Objective:
Collect the lines of the entries where "color" shows up.

Extracts from a graphics dataset
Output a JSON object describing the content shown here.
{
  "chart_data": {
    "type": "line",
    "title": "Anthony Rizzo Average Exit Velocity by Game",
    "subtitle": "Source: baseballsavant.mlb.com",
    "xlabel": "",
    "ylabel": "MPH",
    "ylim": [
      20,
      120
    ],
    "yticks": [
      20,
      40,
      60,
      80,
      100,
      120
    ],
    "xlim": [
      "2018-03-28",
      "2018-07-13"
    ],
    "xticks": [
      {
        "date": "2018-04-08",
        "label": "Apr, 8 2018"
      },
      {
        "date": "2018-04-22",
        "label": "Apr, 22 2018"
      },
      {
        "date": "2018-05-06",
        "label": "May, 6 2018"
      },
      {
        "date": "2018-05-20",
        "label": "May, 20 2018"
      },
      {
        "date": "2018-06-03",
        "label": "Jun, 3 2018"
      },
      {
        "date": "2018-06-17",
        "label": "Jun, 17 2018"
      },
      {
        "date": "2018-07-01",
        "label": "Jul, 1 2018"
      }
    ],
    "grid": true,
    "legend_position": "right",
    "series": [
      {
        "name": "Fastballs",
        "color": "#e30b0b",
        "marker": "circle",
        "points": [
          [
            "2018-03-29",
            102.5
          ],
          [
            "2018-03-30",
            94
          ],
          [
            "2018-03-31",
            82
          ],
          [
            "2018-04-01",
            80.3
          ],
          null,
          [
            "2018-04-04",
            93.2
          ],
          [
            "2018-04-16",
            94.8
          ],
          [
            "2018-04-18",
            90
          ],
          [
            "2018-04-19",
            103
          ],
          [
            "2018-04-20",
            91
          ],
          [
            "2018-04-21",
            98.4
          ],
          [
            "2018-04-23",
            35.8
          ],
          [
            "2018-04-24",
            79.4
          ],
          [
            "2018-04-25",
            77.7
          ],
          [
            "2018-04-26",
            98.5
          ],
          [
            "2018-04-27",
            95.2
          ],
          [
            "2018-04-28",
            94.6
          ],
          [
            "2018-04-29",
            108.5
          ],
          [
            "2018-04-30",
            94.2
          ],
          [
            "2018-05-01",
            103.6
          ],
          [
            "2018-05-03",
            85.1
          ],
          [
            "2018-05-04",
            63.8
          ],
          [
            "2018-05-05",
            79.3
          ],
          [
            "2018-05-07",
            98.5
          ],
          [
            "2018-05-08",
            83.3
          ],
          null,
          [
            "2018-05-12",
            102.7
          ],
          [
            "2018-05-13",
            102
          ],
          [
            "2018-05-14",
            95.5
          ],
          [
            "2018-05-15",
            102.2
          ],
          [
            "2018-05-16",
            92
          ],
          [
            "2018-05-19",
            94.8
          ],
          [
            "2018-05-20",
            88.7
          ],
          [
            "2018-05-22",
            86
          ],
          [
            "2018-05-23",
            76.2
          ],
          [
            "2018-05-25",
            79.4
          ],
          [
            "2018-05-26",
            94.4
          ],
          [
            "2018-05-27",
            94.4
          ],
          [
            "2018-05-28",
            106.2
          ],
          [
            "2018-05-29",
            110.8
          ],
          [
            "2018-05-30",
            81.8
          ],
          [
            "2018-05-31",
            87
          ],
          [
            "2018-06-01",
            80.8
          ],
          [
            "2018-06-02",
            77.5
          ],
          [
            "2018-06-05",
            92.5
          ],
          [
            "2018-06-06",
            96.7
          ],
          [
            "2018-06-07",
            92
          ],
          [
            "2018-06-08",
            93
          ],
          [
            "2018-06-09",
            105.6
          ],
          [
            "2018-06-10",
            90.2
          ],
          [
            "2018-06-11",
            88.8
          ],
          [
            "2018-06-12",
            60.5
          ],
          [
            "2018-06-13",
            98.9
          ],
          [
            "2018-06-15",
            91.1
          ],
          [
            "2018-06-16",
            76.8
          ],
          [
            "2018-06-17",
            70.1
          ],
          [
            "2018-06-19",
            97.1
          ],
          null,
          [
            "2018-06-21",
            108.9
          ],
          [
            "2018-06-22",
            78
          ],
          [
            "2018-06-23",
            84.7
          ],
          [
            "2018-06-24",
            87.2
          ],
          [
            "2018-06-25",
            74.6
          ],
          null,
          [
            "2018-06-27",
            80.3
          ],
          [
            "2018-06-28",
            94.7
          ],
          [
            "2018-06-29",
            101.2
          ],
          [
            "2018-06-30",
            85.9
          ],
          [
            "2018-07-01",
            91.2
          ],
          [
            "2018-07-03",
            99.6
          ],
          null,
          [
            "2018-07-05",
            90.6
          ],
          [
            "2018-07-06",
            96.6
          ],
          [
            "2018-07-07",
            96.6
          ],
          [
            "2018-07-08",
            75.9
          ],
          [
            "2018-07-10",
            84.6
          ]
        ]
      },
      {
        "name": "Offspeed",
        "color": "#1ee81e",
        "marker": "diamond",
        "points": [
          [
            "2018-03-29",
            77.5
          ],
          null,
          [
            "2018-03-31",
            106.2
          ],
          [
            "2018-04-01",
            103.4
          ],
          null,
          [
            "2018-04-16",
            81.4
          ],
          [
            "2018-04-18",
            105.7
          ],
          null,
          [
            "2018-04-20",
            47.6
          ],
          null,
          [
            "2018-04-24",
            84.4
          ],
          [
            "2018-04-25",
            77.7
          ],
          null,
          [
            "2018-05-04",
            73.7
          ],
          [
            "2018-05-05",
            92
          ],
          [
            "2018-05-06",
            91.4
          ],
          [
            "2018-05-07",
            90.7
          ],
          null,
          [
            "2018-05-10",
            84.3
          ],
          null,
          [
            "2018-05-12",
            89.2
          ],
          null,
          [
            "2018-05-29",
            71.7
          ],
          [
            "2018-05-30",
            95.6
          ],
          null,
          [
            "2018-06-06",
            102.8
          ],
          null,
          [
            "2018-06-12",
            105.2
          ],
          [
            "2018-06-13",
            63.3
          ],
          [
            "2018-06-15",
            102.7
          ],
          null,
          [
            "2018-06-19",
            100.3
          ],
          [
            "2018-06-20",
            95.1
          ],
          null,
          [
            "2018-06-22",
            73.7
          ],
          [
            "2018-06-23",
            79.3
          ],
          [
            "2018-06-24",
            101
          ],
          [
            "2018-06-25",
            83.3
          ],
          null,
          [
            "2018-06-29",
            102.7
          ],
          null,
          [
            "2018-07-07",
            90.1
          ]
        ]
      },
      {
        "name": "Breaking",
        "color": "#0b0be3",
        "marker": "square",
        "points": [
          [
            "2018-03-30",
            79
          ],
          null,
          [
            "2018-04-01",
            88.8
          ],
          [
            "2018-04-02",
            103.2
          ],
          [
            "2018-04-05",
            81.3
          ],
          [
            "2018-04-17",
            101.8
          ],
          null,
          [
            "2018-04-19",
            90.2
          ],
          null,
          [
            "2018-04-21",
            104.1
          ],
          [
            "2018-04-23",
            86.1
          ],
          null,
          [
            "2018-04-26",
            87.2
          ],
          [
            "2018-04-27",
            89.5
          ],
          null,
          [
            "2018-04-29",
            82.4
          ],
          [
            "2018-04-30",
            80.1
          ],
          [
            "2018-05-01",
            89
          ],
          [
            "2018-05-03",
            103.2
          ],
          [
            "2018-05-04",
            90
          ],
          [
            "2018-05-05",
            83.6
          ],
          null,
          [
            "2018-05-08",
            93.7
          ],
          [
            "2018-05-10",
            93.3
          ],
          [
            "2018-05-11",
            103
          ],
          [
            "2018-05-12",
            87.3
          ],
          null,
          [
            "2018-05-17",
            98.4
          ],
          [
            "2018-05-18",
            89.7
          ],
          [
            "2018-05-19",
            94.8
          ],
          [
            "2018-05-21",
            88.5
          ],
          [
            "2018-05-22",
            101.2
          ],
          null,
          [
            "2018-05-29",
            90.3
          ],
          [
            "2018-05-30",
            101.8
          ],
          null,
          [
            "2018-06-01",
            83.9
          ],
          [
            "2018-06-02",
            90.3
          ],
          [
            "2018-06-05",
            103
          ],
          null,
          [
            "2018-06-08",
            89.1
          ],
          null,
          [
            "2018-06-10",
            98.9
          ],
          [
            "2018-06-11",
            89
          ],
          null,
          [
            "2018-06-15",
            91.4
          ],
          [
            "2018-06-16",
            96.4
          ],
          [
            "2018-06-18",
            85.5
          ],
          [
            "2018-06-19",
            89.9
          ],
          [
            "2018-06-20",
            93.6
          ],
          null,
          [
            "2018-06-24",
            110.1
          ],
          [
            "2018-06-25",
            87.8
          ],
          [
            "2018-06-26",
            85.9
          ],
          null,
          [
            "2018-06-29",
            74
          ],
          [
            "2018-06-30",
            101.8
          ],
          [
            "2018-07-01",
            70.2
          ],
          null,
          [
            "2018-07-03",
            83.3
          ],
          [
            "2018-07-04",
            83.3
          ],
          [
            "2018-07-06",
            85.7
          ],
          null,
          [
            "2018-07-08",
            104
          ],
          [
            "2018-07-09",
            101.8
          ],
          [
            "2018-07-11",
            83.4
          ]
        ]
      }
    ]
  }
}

Response to this exercise:
        "color": "#e30b0b",
        "color": "#1ee81e",
        "color": "#0b0be3",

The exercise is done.